Collected data
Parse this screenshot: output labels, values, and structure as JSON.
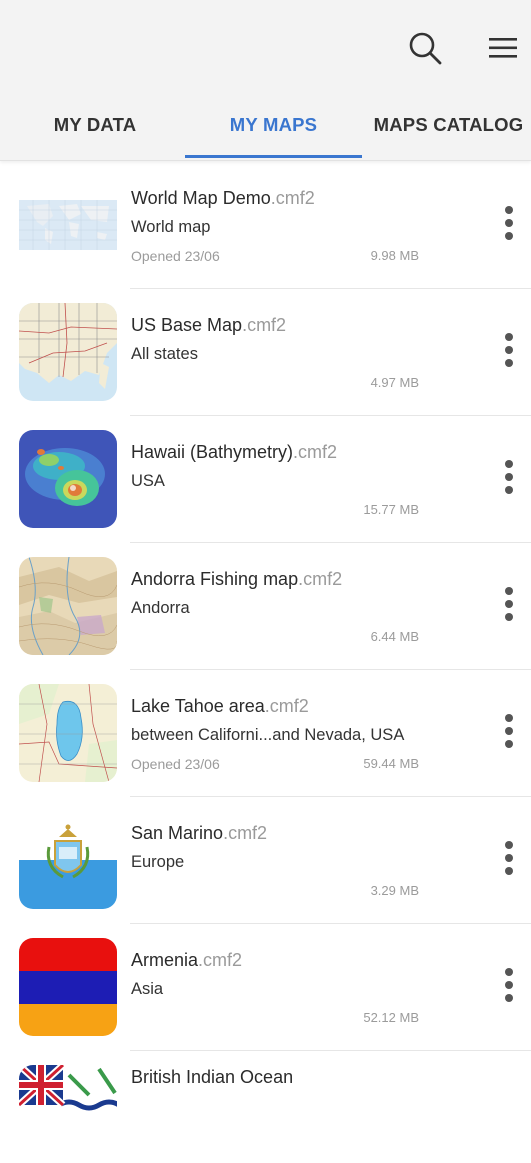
{
  "header": {
    "icons": {
      "search": "search-icon",
      "menu": "menu-icon"
    },
    "tabs": [
      {
        "label": "MY DATA"
      },
      {
        "label": "MY MAPS"
      },
      {
        "label": "MAPS CATALOG"
      }
    ],
    "active_tab": "MY MAPS",
    "accent_color": "#3a76cf"
  },
  "maps": [
    {
      "name": "World Map Demo",
      "ext": ".cmf2",
      "subtitle": "World map",
      "opened": "Opened 23/06",
      "size": "9.98 MB",
      "thumb": "world-map-thumbnail"
    },
    {
      "name": "US Base Map",
      "ext": ".cmf2",
      "subtitle": "All states",
      "opened": "",
      "size": "4.97 MB",
      "thumb": "us-base-map-thumbnail"
    },
    {
      "name": "Hawaii (Bathymetry)",
      "ext": ".cmf2",
      "subtitle": "USA",
      "opened": "",
      "size": "15.77 MB",
      "thumb": "hawaii-bathymetry-thumbnail"
    },
    {
      "name": "Andorra Fishing map",
      "ext": ".cmf2",
      "subtitle": "Andorra",
      "opened": "",
      "size": "6.44 MB",
      "thumb": "andorra-map-thumbnail"
    },
    {
      "name": "Lake Tahoe area",
      "ext": ".cmf2",
      "subtitle": "between Californi...and Nevada, USA",
      "opened": "Opened 23/06",
      "size": "59.44 MB",
      "thumb": "lake-tahoe-thumbnail"
    },
    {
      "name": "San Marino",
      "ext": ".cmf2",
      "subtitle": "Europe",
      "opened": "",
      "size": "3.29 MB",
      "thumb": "san-marino-flag"
    },
    {
      "name": "Armenia",
      "ext": ".cmf2",
      "subtitle": "Asia",
      "opened": "",
      "size": "52.12 MB",
      "thumb": "armenia-flag"
    },
    {
      "name": "British Indian Ocean",
      "ext": "",
      "subtitle": "",
      "opened": "",
      "size": "",
      "thumb": "british-indian-ocean-flag"
    }
  ]
}
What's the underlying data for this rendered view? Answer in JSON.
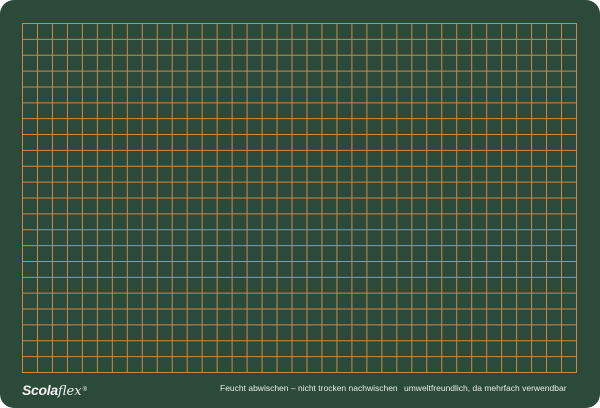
{
  "board": {
    "brand_main": "Scola",
    "brand_tail": "flex",
    "brand_mark": "®",
    "note_left": "Feucht abwischen – nicht trocken nachwischen",
    "note_right": "umweltfreundlich, da mehrfach verwendbar"
  },
  "grid": {
    "columns": 37,
    "rows": 22,
    "line_color": "#c8894a",
    "background_color": "#2c4a3a"
  }
}
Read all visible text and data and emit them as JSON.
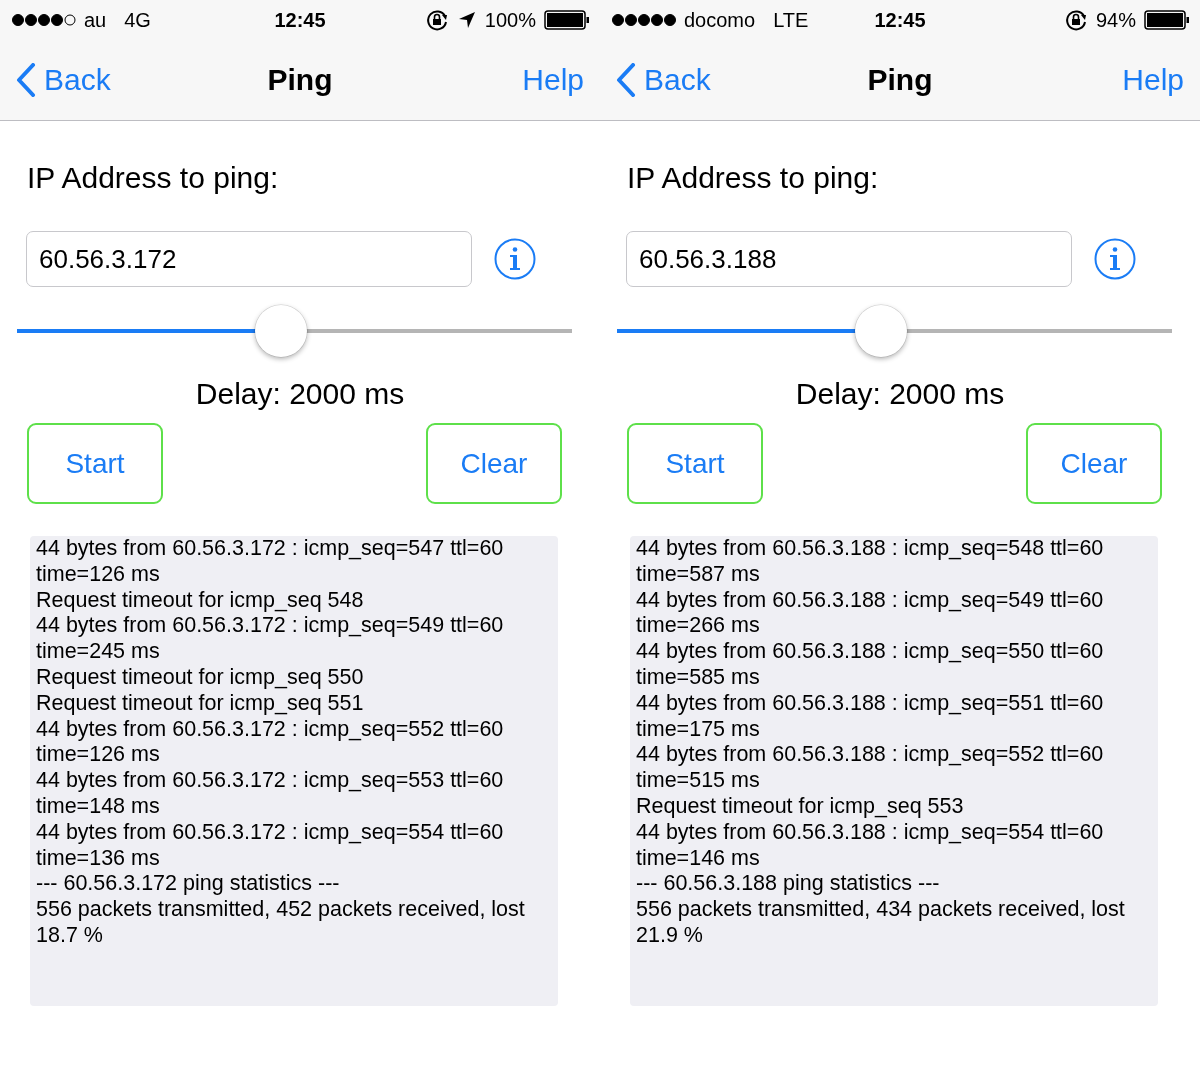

**Given problem:** Word for word, please, restate the lines of the listing from the one holding "What's the underlying" down to the last line, leaving out any pictures.

**Result:**
What's the underlying data for this rendered view? Answer in JSON.
{
  "board": {
    "brand_main": "Scola",
    "brand_tail": "flex",
    "brand_mark": "®",
    "note_left": "Feucht abwischen – nicht trocken nachwischen",
    "note_right": "umweltfreundlich, da mehrfach verwendbar"
  },
  "grid": {
    "columns": 37,
    "rows": 22,
    "line_color": "#c8894a",
    "background_color": "#2c4a3a"
  }
}
Read all visible text and data and emit them as JSON.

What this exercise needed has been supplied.